[start of GIVEN DATA]

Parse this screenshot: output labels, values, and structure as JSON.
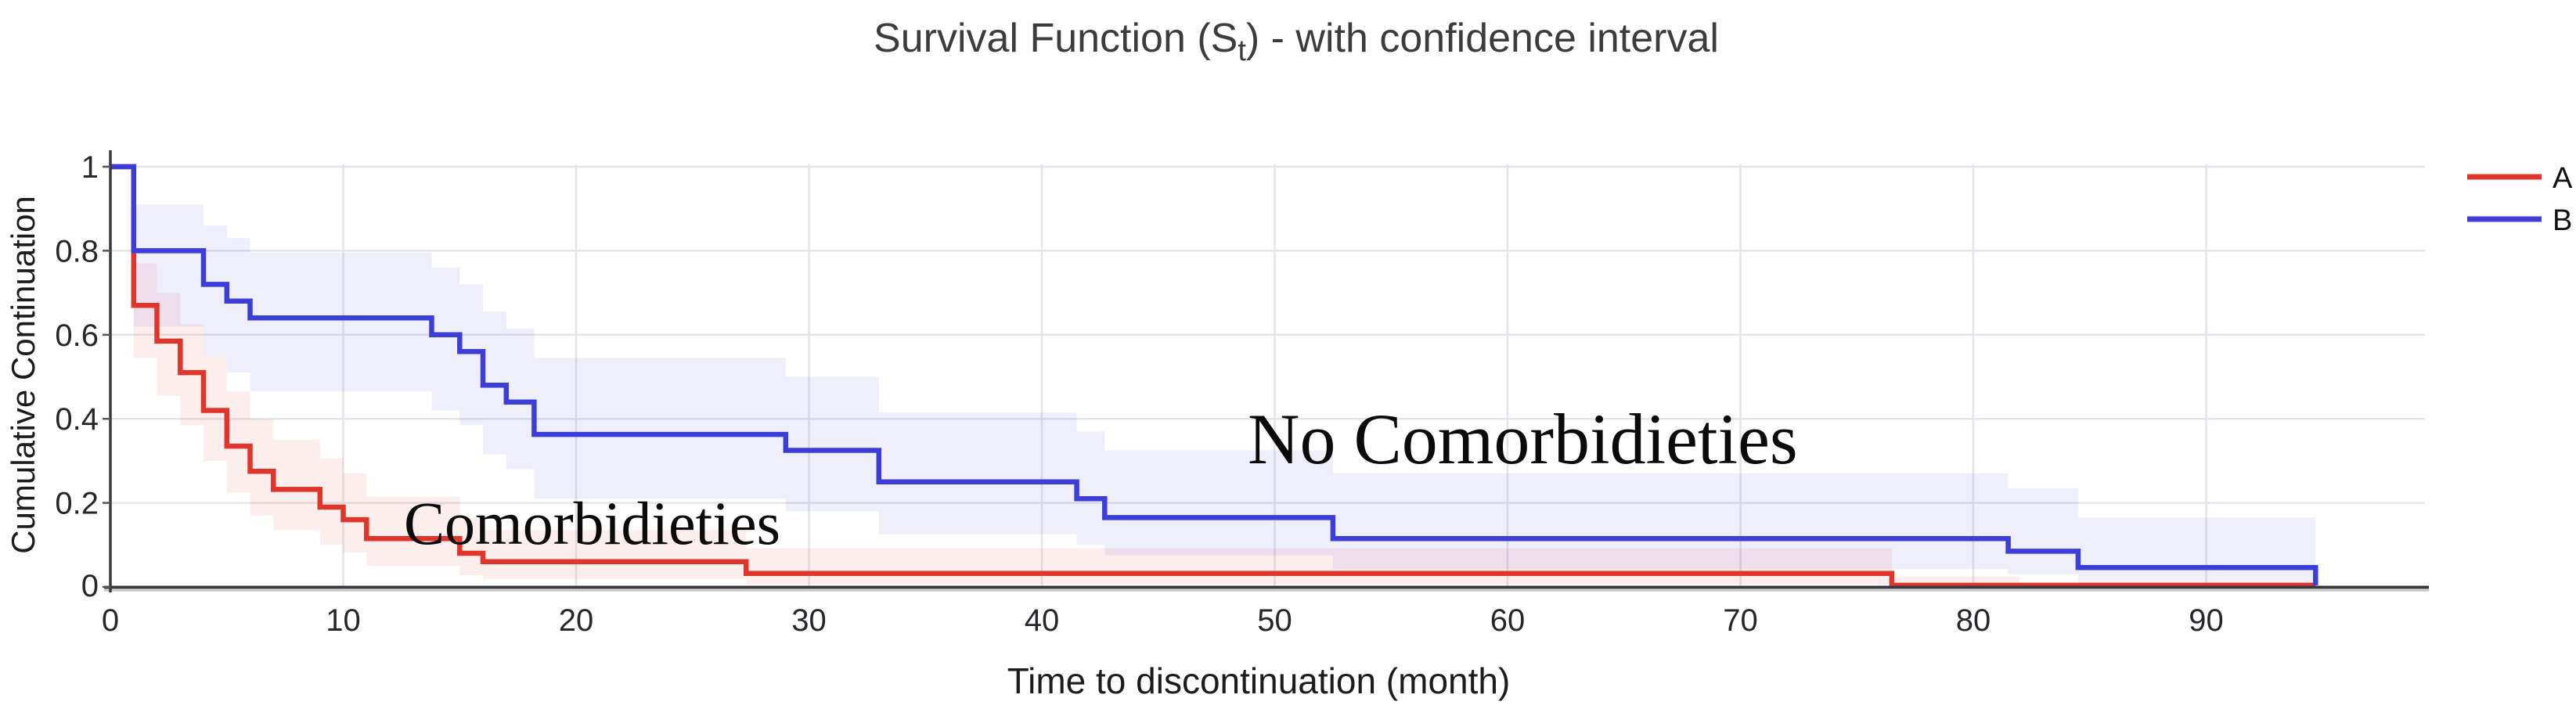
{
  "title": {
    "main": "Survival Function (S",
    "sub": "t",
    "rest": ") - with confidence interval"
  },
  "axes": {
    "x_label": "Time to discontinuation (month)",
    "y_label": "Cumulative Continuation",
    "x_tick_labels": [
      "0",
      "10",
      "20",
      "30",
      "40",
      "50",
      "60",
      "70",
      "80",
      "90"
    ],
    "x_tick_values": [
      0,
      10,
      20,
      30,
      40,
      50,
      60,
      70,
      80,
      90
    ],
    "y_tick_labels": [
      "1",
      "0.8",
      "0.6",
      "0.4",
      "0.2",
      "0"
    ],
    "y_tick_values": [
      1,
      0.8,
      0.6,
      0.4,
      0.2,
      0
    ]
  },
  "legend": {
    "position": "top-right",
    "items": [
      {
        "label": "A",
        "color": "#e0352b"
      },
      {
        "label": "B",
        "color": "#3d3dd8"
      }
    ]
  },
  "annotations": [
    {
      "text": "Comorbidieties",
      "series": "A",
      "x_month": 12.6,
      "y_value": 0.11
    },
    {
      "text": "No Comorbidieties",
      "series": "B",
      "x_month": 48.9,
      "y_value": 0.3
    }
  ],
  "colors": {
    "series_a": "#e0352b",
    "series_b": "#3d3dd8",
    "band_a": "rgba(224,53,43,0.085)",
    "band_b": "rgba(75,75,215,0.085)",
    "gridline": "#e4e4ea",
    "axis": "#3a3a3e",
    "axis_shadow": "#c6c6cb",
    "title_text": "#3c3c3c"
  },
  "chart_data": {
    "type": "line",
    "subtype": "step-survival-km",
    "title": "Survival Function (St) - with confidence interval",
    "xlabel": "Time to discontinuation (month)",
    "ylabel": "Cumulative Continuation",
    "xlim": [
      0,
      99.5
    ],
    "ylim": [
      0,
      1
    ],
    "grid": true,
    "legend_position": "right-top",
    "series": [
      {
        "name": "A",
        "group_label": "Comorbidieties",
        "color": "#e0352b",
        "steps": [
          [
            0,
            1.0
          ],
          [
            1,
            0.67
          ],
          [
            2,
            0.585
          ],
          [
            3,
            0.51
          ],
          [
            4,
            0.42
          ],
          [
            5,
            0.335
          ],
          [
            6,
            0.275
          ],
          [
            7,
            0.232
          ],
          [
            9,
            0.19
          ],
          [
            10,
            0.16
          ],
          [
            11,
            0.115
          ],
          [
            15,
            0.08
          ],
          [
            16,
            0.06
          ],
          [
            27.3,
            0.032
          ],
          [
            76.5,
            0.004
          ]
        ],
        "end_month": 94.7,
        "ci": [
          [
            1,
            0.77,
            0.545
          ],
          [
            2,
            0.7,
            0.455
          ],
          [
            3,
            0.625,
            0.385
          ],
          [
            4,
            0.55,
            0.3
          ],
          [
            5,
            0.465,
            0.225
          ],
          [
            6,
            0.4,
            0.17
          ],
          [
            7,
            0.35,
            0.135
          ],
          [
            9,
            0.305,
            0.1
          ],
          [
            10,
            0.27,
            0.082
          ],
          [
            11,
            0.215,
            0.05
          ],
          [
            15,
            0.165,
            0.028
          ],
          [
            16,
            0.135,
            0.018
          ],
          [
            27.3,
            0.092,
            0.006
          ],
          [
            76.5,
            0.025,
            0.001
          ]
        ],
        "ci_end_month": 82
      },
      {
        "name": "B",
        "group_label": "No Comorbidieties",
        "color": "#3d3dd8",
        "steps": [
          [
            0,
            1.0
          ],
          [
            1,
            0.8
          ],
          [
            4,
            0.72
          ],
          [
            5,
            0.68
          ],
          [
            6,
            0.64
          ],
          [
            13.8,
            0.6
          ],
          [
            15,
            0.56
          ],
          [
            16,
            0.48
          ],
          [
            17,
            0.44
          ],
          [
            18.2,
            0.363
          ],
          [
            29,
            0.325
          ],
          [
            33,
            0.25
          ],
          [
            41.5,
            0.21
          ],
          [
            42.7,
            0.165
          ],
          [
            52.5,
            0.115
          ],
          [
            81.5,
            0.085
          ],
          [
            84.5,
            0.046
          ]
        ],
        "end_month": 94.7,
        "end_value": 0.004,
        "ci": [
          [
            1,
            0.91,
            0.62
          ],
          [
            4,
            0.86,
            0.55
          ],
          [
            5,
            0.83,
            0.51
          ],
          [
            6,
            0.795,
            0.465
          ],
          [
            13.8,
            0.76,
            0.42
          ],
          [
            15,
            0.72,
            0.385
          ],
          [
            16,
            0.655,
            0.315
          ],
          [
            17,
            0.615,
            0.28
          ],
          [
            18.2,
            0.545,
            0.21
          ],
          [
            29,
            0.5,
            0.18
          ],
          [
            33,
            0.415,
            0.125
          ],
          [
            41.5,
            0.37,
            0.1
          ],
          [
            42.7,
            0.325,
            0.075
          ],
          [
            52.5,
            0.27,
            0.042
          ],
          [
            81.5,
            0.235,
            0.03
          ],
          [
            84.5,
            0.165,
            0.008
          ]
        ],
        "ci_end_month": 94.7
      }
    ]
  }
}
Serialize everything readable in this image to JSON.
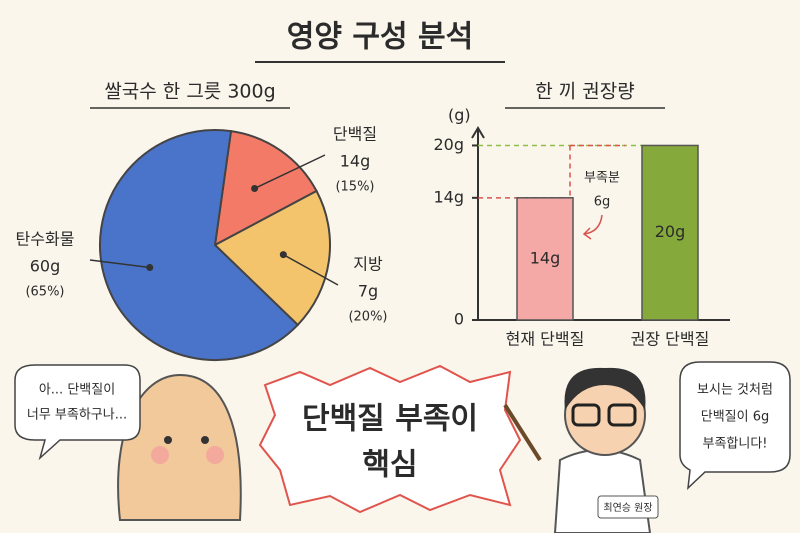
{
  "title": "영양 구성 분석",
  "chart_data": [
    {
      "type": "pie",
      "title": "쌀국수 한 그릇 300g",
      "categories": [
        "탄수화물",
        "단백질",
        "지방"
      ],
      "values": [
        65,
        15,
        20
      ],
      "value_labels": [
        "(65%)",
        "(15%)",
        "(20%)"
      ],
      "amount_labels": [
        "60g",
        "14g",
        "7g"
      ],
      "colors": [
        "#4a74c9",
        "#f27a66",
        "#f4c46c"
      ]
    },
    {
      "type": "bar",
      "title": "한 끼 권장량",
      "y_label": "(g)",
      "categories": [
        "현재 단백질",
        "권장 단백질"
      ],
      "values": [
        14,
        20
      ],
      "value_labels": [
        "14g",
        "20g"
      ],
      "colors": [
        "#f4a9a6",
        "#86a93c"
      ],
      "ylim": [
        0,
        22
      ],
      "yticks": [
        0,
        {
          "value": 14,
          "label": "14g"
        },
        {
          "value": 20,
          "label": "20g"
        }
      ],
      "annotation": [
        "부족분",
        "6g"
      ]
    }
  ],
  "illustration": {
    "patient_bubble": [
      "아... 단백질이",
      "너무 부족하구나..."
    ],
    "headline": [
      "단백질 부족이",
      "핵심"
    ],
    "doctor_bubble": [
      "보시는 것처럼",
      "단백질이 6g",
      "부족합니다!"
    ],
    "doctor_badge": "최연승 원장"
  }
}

[end of GIVEN DATA]

> _WHAT IS REQUIRED_
Where a line holds "confidence", copy that line.

> _CORRECT ANSWER_
    "rest": ") - with confidence interval"
    "title": "Survival Function (St) - with confidence interval",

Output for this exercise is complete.